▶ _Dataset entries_
>> START

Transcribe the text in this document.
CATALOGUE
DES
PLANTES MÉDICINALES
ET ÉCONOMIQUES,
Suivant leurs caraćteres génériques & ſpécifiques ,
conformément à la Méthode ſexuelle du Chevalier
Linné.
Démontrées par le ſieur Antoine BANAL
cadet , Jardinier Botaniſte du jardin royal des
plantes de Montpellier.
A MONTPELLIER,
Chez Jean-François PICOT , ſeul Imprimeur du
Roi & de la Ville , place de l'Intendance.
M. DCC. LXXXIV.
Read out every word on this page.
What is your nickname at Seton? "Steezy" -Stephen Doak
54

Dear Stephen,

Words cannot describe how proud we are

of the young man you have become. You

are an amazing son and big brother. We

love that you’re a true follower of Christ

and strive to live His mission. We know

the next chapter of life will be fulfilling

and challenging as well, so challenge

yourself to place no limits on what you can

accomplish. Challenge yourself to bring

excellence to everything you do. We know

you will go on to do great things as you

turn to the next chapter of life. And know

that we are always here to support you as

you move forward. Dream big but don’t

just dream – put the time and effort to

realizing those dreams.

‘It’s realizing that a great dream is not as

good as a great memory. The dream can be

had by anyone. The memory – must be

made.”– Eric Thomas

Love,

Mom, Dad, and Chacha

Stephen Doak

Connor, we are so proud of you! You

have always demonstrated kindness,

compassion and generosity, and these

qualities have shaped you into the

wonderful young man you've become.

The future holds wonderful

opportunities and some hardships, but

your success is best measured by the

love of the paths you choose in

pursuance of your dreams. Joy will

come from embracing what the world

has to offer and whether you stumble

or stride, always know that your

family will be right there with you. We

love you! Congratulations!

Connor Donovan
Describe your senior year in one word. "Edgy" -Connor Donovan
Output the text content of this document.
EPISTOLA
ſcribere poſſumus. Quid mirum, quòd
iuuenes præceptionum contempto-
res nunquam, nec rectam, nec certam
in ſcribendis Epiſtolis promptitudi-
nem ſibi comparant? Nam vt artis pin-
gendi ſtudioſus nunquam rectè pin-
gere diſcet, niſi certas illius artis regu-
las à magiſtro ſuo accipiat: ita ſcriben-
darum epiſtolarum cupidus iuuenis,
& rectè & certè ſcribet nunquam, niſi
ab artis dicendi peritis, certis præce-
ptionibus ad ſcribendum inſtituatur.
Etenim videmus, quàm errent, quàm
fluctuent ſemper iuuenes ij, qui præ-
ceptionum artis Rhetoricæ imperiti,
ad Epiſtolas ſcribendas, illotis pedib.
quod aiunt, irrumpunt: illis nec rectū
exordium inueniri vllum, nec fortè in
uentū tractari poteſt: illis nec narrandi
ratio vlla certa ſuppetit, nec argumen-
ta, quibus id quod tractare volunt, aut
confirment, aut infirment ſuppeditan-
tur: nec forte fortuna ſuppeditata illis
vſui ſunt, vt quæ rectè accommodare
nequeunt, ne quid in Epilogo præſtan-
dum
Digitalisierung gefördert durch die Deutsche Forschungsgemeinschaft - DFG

>> END

Where a line in the entries holds the word "rectè", copy that line.

▶ _Task result_
gendi ſtudioſus nunquam rectè pin-
& rectè & certè ſcribet nunquam, niſi
vſui ſunt, vt quæ rectè accommodare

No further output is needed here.